EXERCISE DIRECTIONS:
Exclude the pictures, then repeat the remaining data exactly.

MATERIAL PROVIDED:
══════════════════════════════
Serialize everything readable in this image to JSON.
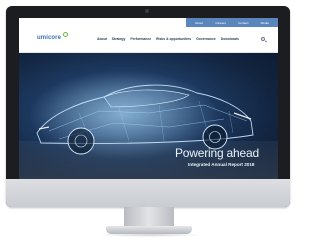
{
  "utility_bar": {
    "items": [
      "About",
      "Careers",
      "Contact",
      "Media"
    ]
  },
  "header": {
    "logo_text": "umicore",
    "nav": [
      "About",
      "Strategy",
      "Performance",
      "Risks & opportunities",
      "Governance",
      "Downloads"
    ],
    "search_icon": "search-icon"
  },
  "hero": {
    "title": "Powering ahead",
    "subtitle": "Integrated Annual Report 2018"
  },
  "colors": {
    "brand_blue": "#3a6fb2",
    "utility_bar": "#5b86bd",
    "logo_accent": "#71b843"
  }
}
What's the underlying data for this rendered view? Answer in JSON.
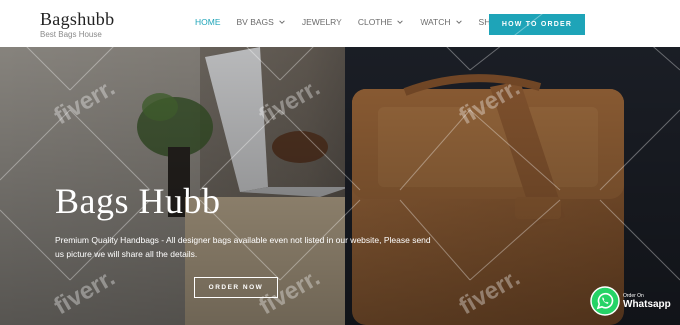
{
  "header": {
    "logo_title": "Bagshubb",
    "logo_tagline": "Best Bags House",
    "nav": [
      {
        "label": "HOME",
        "active": true
      },
      {
        "label": "BV BAGS",
        "dropdown": true
      },
      {
        "label": "JEWELRY"
      },
      {
        "label": "CLOTHE",
        "dropdown": true
      },
      {
        "label": "WATCH",
        "dropdown": true
      },
      {
        "label": "SHOES"
      }
    ],
    "cta_label": "HOW TO ORDER"
  },
  "hero": {
    "title": "Bags Hubb",
    "text": "Premium Quality Handbags - All designer bags available even not listed in our website, Please send us picture we will share all the details.",
    "button_label": "ORDER NOW"
  },
  "whatsapp": {
    "small_label": "Order On",
    "label": "Whatsapp"
  },
  "watermark": {
    "text": "fiverr.",
    "icon": "fiverr-watermark-icon"
  },
  "colors": {
    "accent": "#1ea4b8",
    "whatsapp_green": "#25d366"
  }
}
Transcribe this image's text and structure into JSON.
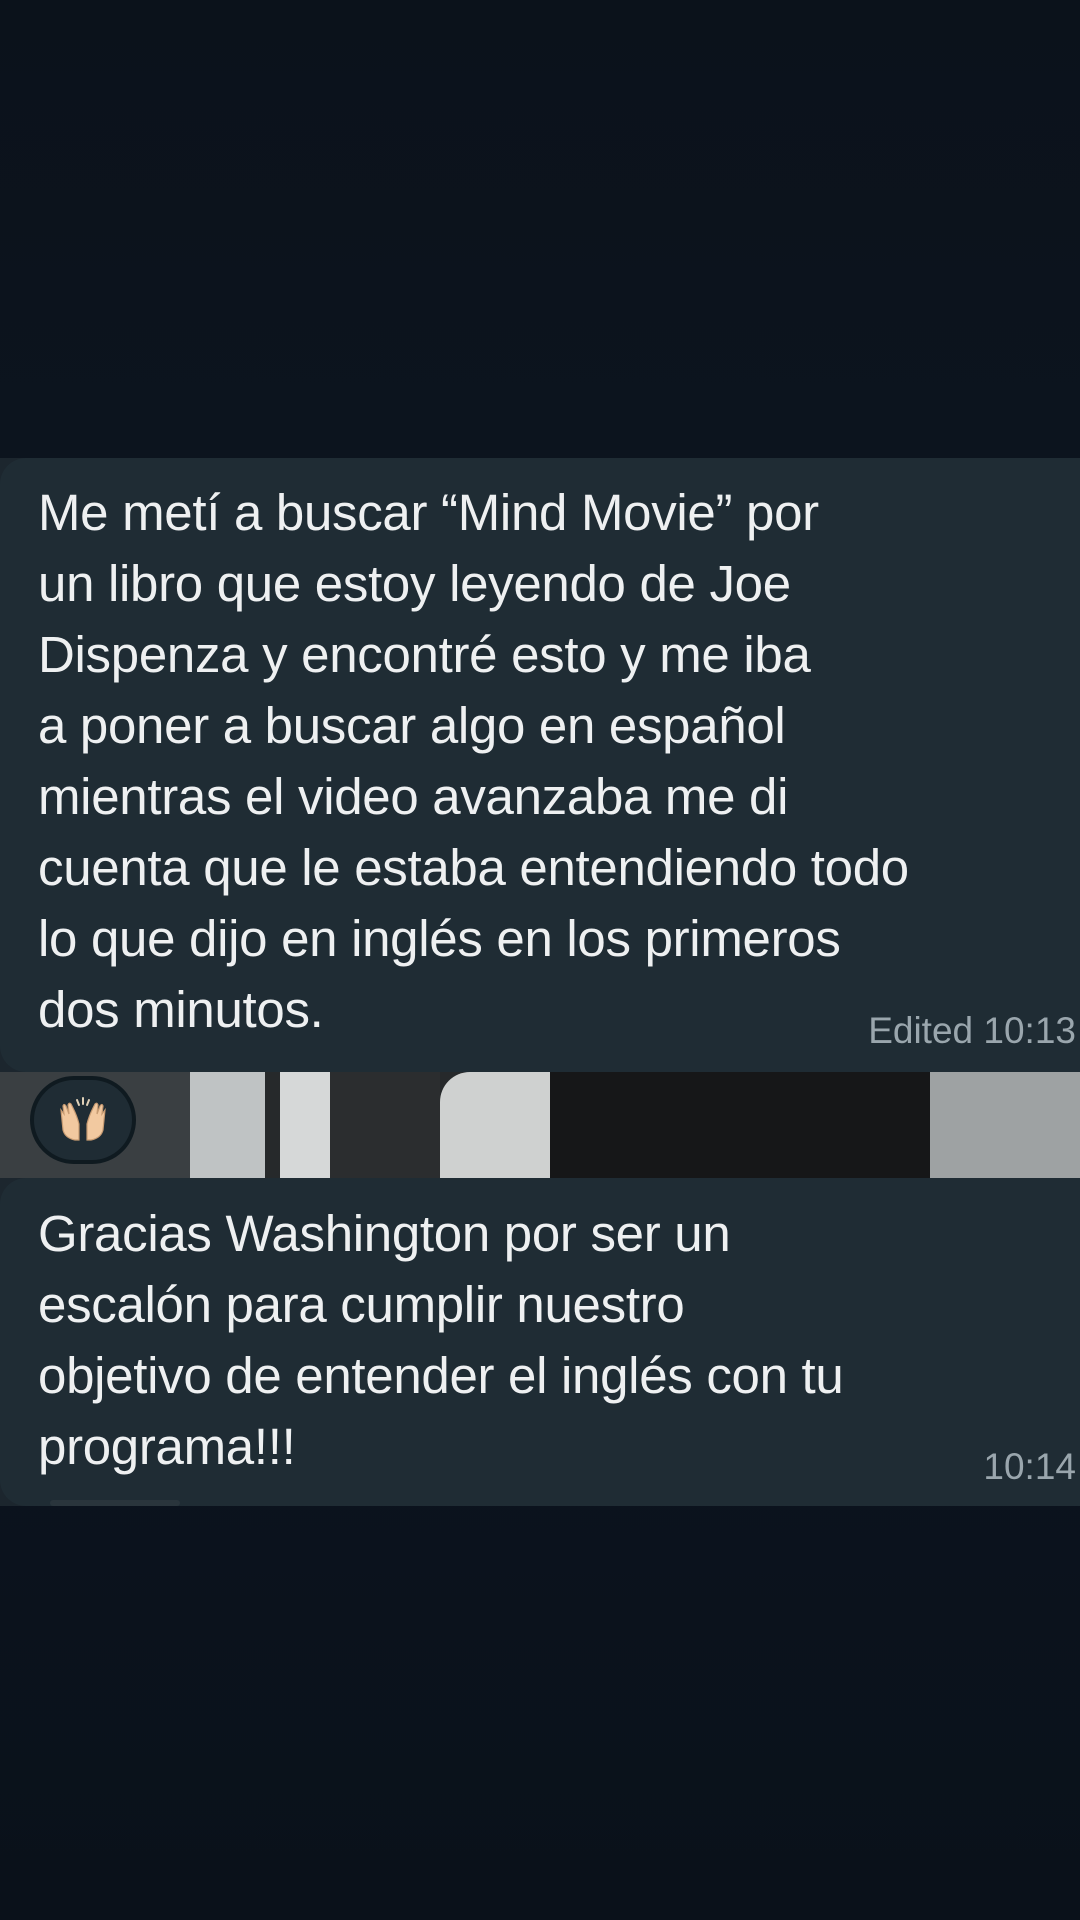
══════════════════════════════
RESULT OF THIS TASK:
Serialize everything readable in this image to JSON.
{
  "utility_bar": {
    "items": [
      "About",
      "Careers",
      "Contact",
      "Media"
    ]
  },
  "header": {
    "logo_text": "umicore",
    "nav": [
      "About",
      "Strategy",
      "Performance",
      "Risks & opportunities",
      "Governance",
      "Downloads"
    ],
    "search_icon": "search-icon"
  },
  "hero": {
    "title": "Powering ahead",
    "subtitle": "Integrated Annual Report 2018"
  },
  "colors": {
    "brand_blue": "#3a6fb2",
    "utility_bar": "#5b86bd",
    "logo_accent": "#71b843"
  }
}
What's the underlying data for this rendered view? Answer in JSON.
{
  "header": {
    "logo_title": "Bagshubb",
    "logo_tagline": "Best Bags House",
    "nav": [
      {
        "label": "HOME",
        "active": true
      },
      {
        "label": "BV BAGS",
        "dropdown": true
      },
      {
        "label": "JEWELRY"
      },
      {
        "label": "CLOTHE",
        "dropdown": true
      },
      {
        "label": "WATCH",
        "dropdown": true
      },
      {
        "label": "SHOES"
      }
    ],
    "cta_label": "HOW TO ORDER"
  },
  "hero": {
    "title": "Bags Hubb",
    "text": "Premium Quality Handbags - All designer bags available even not listed in our website, Please send us picture we will share all the details.",
    "button_label": "ORDER NOW"
  },
  "whatsapp": {
    "small_label": "Order On",
    "label": "Whatsapp"
  },
  "watermark": {
    "text": "fiverr.",
    "icon": "fiverr-watermark-icon"
  },
  "colors": {
    "accent": "#1ea4b8",
    "whatsapp_green": "#25d366"
  }
}
Transcribe this image's text and structure into JSON.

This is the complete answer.